* **Stated exercise**
Copy out, from the entries below, each line holding the string "research".

* **Record set**
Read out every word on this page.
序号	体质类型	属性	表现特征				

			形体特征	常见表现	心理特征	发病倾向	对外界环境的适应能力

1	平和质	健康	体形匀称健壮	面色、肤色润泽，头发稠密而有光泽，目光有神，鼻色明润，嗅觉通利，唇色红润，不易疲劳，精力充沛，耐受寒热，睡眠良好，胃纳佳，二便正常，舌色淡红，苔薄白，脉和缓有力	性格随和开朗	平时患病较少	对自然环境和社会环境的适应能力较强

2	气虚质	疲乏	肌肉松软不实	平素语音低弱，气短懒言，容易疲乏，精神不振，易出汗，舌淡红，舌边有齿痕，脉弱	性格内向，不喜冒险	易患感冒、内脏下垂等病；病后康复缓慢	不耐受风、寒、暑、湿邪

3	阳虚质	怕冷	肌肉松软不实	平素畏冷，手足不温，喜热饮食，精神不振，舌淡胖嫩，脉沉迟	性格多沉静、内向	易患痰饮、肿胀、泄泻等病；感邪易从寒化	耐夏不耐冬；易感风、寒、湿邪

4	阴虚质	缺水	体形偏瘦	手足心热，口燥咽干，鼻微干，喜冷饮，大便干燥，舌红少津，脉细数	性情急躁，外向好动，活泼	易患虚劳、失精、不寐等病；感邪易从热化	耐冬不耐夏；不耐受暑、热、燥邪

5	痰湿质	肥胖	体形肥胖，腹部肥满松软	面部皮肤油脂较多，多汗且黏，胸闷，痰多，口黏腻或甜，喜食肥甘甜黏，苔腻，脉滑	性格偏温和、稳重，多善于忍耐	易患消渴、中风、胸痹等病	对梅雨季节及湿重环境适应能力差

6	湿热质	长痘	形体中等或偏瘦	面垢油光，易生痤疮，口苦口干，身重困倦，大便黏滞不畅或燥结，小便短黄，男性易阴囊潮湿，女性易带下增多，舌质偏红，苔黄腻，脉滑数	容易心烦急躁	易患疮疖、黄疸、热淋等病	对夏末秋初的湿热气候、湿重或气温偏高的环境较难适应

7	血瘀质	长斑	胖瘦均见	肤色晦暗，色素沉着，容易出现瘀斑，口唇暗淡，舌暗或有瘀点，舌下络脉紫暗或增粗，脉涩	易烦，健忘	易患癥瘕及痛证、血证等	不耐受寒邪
==
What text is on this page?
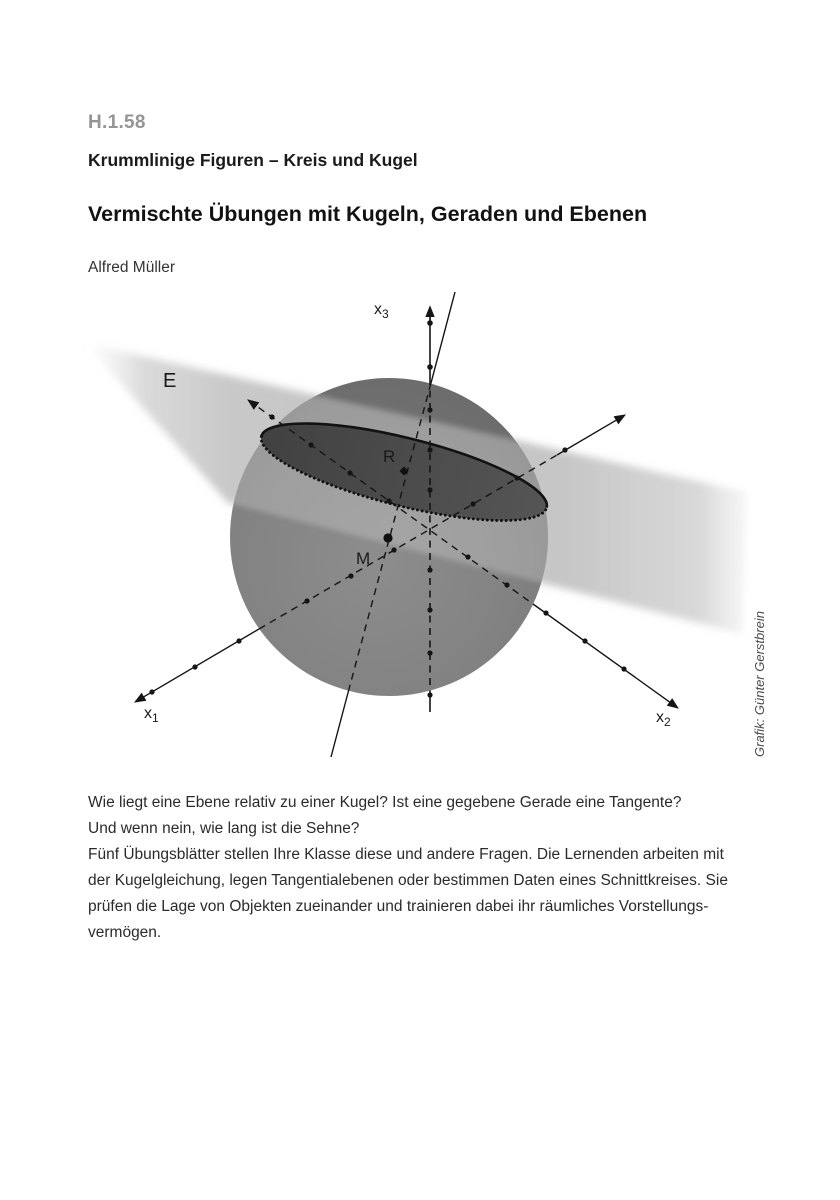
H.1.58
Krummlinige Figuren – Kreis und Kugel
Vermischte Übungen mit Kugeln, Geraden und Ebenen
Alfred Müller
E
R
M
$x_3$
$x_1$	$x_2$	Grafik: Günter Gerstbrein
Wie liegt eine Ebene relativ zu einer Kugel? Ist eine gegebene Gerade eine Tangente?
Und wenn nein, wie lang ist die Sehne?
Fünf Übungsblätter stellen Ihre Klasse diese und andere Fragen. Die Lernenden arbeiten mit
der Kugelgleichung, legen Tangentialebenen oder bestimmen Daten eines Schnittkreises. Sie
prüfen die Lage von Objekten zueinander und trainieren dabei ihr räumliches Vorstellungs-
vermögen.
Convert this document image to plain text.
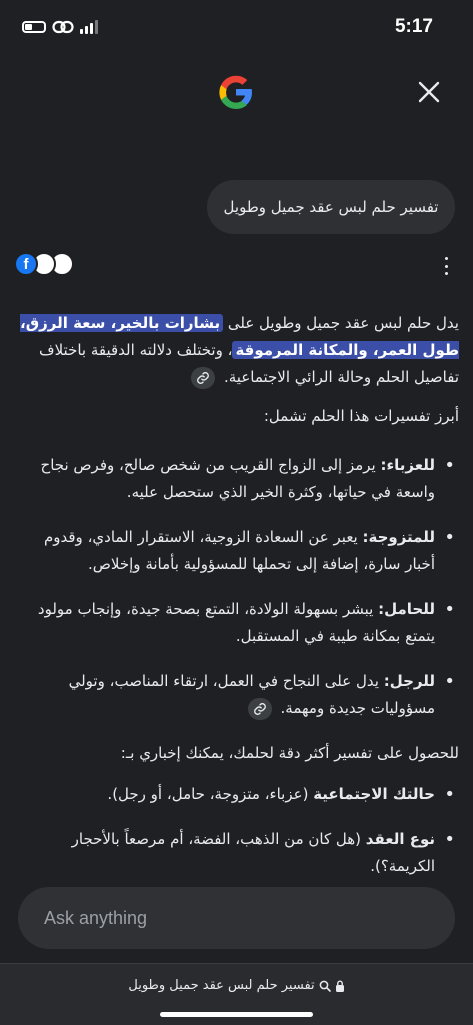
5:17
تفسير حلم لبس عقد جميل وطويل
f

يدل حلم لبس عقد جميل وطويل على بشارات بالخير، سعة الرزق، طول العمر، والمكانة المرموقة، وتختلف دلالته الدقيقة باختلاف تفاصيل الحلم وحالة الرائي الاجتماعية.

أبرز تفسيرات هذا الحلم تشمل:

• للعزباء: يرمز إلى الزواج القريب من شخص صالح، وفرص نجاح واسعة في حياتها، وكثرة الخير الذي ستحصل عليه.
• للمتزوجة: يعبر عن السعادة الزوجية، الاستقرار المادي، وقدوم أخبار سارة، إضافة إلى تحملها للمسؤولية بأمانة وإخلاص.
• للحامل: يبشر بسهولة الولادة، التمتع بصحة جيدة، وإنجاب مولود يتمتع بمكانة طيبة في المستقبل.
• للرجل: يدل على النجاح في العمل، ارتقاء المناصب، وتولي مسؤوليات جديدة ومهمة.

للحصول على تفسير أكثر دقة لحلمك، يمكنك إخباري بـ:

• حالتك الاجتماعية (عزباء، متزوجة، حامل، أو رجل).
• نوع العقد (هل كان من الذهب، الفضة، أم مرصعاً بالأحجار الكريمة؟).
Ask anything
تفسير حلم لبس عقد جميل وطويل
==
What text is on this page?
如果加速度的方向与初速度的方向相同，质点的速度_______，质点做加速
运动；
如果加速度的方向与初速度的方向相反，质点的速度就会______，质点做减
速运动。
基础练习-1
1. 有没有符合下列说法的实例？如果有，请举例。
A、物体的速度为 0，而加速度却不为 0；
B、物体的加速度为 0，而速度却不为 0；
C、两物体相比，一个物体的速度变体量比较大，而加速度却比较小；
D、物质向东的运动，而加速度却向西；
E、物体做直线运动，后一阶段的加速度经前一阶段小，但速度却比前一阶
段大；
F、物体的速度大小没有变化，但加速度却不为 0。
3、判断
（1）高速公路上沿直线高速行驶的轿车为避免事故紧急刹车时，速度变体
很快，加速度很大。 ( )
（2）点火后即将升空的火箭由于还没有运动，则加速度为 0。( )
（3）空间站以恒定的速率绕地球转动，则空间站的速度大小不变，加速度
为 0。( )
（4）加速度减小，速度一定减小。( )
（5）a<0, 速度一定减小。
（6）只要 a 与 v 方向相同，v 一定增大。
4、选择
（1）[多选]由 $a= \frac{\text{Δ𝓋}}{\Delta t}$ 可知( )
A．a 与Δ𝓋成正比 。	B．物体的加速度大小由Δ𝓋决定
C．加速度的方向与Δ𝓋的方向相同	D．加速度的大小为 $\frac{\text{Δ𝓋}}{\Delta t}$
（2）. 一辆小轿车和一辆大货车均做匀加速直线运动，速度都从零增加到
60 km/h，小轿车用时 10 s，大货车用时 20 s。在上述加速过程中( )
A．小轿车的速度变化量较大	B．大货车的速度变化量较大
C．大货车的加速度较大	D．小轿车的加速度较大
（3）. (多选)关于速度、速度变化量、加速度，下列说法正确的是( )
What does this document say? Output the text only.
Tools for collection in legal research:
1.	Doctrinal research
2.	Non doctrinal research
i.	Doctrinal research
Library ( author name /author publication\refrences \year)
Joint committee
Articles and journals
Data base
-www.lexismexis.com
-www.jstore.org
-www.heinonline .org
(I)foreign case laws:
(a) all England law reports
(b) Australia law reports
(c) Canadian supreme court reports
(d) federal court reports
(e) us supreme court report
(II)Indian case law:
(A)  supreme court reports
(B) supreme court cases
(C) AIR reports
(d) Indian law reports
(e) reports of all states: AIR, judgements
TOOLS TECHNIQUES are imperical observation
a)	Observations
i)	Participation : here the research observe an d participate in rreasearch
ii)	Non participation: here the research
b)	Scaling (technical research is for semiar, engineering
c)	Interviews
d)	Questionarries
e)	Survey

* **Output of the task**
Tools for collection in legal research:
1.	Doctrinal research
2.	Non doctrinal research
i.	Doctrinal research
i)	Participation : here the research observe an d participate in rreasearch
ii)	Non participation: here the research
b)	Scaling (technical research is for semiar, engineering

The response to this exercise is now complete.